THE EXERCISE: The listing below is the input. Say how many of its lines contain "sharpness", giving the number alone.

[start of MATERIAL FOR THE TASK]

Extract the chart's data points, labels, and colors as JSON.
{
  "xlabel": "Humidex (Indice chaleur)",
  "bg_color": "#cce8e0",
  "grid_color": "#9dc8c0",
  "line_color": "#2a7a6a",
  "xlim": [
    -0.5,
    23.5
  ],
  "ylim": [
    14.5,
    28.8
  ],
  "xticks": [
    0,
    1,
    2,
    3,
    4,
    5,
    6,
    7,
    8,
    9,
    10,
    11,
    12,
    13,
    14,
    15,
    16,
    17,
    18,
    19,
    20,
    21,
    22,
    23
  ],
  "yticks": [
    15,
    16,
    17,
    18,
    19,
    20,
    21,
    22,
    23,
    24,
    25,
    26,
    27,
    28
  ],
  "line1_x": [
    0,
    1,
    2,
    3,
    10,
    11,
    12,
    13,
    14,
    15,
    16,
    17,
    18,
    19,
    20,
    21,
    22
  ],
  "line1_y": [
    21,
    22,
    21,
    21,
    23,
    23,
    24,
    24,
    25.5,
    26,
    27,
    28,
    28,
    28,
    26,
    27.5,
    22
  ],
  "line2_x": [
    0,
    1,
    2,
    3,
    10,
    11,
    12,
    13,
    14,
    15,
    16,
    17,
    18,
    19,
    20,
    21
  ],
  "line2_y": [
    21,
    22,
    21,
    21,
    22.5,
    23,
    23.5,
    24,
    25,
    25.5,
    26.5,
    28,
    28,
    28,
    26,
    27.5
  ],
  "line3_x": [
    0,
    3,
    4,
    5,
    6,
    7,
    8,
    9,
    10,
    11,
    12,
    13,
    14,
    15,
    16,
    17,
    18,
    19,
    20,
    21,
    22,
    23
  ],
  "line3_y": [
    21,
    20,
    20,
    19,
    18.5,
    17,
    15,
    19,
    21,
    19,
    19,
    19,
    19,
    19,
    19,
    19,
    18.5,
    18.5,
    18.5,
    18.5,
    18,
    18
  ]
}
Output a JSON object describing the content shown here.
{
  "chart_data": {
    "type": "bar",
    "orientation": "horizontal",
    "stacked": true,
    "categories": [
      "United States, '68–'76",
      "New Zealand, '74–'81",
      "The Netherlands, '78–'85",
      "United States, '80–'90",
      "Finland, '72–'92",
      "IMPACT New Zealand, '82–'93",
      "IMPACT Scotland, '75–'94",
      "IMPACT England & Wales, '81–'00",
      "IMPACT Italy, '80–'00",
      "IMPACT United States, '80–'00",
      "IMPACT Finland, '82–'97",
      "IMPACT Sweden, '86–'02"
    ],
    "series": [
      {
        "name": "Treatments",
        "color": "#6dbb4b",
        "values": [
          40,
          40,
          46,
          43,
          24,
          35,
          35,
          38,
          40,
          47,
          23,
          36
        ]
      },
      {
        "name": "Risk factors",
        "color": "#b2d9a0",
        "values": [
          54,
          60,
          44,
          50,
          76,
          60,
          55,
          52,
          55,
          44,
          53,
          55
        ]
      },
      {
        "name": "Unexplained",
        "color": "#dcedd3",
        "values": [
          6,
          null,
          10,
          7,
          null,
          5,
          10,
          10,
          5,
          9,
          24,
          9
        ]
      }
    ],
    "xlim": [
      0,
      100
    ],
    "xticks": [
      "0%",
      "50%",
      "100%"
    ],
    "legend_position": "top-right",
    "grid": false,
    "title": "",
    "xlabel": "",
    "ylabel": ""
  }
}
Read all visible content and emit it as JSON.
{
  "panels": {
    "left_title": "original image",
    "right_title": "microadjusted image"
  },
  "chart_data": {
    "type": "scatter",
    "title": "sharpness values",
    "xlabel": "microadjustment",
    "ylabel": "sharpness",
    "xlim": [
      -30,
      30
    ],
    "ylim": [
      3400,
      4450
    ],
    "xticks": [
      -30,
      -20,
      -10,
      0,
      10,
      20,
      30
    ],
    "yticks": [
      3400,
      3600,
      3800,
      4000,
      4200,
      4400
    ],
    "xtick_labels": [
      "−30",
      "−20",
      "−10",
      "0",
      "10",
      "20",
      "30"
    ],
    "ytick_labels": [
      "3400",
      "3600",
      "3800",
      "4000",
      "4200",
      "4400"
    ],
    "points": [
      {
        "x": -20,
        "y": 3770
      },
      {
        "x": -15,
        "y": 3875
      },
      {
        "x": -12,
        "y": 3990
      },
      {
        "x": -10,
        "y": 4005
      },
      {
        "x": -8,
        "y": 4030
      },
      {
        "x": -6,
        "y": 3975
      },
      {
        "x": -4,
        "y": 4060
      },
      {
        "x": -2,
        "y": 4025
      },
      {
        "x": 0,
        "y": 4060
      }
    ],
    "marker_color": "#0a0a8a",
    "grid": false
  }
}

[end of MATERIAL FOR THE TASK]
[start of MATERIAL FOR THE TASK]

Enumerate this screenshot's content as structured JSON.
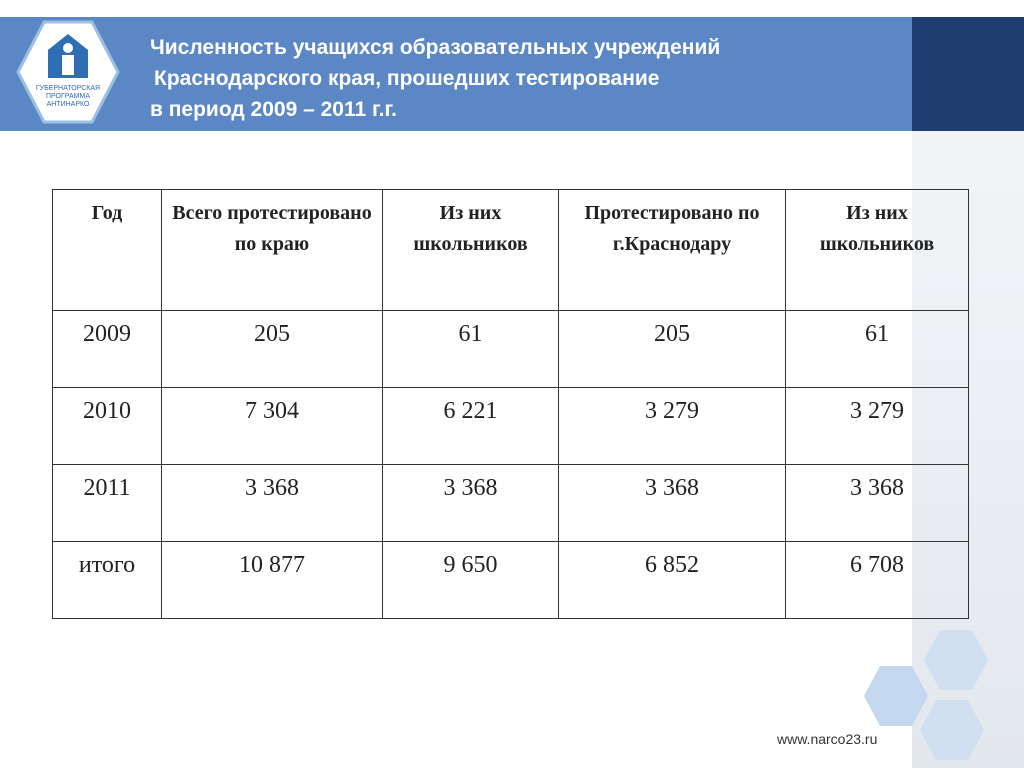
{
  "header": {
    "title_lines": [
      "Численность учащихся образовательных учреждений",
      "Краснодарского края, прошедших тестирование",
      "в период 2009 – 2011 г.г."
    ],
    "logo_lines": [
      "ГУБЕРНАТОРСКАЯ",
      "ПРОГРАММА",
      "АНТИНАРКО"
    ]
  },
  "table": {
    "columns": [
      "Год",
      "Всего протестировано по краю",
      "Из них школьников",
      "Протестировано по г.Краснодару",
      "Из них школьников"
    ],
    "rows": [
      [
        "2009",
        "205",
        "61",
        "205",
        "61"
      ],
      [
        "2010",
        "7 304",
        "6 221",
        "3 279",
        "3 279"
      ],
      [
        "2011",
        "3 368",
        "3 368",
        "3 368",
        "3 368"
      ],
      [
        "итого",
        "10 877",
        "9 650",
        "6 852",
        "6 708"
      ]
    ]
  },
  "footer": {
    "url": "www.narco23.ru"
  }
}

[end of MATERIAL FOR THE TASK]
[start of MATERIAL FOR THE TASK]

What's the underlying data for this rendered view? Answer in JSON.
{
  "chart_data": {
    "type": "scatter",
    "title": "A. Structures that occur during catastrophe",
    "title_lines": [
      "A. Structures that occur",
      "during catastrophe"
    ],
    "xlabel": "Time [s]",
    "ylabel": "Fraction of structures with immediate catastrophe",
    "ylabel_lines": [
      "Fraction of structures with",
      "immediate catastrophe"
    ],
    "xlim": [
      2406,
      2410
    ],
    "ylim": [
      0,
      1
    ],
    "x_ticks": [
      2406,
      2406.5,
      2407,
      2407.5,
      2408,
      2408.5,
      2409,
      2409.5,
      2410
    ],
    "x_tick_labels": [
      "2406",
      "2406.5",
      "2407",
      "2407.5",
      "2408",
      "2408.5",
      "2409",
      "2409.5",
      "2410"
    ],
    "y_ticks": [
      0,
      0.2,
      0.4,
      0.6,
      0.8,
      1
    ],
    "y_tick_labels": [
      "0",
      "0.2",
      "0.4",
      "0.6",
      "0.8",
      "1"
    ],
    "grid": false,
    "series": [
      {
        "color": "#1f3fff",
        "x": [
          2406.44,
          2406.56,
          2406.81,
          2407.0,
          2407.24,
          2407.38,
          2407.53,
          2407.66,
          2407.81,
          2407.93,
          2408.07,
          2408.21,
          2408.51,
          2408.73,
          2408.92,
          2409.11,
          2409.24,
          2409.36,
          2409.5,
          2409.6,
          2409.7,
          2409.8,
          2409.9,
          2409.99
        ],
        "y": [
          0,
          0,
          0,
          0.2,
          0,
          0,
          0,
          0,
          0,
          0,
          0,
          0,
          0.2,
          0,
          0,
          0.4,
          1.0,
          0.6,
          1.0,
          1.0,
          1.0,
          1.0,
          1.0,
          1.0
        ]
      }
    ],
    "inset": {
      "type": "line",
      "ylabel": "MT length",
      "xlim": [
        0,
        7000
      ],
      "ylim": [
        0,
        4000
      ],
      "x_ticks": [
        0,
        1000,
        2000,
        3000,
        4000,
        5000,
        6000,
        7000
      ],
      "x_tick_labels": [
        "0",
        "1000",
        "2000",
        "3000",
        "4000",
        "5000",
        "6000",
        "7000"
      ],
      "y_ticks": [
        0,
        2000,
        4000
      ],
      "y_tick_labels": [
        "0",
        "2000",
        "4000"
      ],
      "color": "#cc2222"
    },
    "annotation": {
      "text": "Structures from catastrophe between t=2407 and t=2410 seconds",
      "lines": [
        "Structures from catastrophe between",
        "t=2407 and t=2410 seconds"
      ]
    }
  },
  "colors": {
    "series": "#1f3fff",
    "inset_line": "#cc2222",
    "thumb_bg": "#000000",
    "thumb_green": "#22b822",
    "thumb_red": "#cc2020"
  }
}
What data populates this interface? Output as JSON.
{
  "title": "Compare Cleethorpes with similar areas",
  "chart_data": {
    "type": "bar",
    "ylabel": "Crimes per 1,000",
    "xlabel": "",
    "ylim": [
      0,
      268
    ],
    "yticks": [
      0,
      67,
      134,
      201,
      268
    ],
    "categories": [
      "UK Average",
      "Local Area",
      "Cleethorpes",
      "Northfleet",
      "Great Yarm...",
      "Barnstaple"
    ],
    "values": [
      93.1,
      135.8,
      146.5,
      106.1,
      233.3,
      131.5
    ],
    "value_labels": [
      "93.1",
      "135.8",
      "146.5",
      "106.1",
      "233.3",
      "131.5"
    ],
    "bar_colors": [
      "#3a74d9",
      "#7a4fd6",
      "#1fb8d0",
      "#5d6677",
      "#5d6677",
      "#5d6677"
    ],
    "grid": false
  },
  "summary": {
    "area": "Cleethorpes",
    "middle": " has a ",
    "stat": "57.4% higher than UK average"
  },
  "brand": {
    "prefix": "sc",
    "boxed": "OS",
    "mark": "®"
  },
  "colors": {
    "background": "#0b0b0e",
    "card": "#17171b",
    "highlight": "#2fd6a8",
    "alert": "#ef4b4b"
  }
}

[end of MATERIAL FOR THE TASK]

TASK RESPONSE: 2